— START OF Raw records —
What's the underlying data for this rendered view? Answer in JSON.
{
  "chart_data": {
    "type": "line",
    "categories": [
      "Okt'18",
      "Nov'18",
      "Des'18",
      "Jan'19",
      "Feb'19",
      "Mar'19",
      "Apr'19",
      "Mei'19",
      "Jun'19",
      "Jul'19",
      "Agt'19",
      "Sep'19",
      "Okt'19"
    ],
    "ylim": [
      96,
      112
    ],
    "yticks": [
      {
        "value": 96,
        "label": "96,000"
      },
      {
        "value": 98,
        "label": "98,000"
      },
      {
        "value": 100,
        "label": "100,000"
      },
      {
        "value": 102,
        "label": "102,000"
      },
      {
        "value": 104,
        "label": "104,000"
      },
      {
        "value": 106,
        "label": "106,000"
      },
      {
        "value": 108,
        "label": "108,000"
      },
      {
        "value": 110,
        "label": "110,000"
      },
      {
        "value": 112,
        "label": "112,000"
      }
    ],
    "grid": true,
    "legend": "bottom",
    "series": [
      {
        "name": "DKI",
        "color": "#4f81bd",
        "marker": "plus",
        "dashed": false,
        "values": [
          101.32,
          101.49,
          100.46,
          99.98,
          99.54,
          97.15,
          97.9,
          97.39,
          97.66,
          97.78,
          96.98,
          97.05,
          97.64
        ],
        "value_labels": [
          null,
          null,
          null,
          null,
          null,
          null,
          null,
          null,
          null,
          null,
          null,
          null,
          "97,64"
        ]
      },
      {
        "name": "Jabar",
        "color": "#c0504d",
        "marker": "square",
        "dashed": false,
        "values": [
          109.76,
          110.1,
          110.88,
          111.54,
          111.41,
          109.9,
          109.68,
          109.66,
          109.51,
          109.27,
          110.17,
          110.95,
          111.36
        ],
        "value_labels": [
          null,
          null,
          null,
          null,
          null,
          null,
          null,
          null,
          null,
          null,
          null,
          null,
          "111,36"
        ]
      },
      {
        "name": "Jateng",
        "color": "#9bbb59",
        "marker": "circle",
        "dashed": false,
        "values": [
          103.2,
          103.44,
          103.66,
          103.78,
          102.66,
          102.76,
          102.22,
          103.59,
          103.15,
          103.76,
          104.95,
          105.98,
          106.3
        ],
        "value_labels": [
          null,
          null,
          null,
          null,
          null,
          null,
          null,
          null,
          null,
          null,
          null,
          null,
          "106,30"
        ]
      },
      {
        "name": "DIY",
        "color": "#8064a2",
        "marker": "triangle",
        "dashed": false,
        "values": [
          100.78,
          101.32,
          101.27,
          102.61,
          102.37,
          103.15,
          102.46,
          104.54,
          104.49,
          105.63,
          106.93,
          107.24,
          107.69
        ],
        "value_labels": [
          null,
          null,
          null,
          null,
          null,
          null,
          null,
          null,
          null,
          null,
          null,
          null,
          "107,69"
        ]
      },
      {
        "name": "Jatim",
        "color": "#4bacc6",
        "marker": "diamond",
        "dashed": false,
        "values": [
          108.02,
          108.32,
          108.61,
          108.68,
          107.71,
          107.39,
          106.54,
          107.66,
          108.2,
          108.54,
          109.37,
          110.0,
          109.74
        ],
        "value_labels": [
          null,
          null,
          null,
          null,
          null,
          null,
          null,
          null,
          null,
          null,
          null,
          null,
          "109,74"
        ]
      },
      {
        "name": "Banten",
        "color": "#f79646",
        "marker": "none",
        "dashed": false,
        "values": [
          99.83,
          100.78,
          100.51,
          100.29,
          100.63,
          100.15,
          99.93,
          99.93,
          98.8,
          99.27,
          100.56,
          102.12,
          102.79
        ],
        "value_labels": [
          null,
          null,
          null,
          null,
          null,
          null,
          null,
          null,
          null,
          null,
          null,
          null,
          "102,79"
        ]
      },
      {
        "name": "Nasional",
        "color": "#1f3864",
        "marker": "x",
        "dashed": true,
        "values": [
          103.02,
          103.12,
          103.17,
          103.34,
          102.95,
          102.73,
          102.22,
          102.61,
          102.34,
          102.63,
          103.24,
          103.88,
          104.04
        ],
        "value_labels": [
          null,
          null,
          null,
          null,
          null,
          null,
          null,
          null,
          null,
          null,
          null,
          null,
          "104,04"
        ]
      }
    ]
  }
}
— END OF Raw records —
Exercise requirements: From the data above, copy each line where the string "marker" appears.

Answer:
        "marker": "plus",
        "marker": "square",
        "marker": "circle",
        "marker": "triangle",
        "marker": "diamond",
        "marker": "none",
        "marker": "x",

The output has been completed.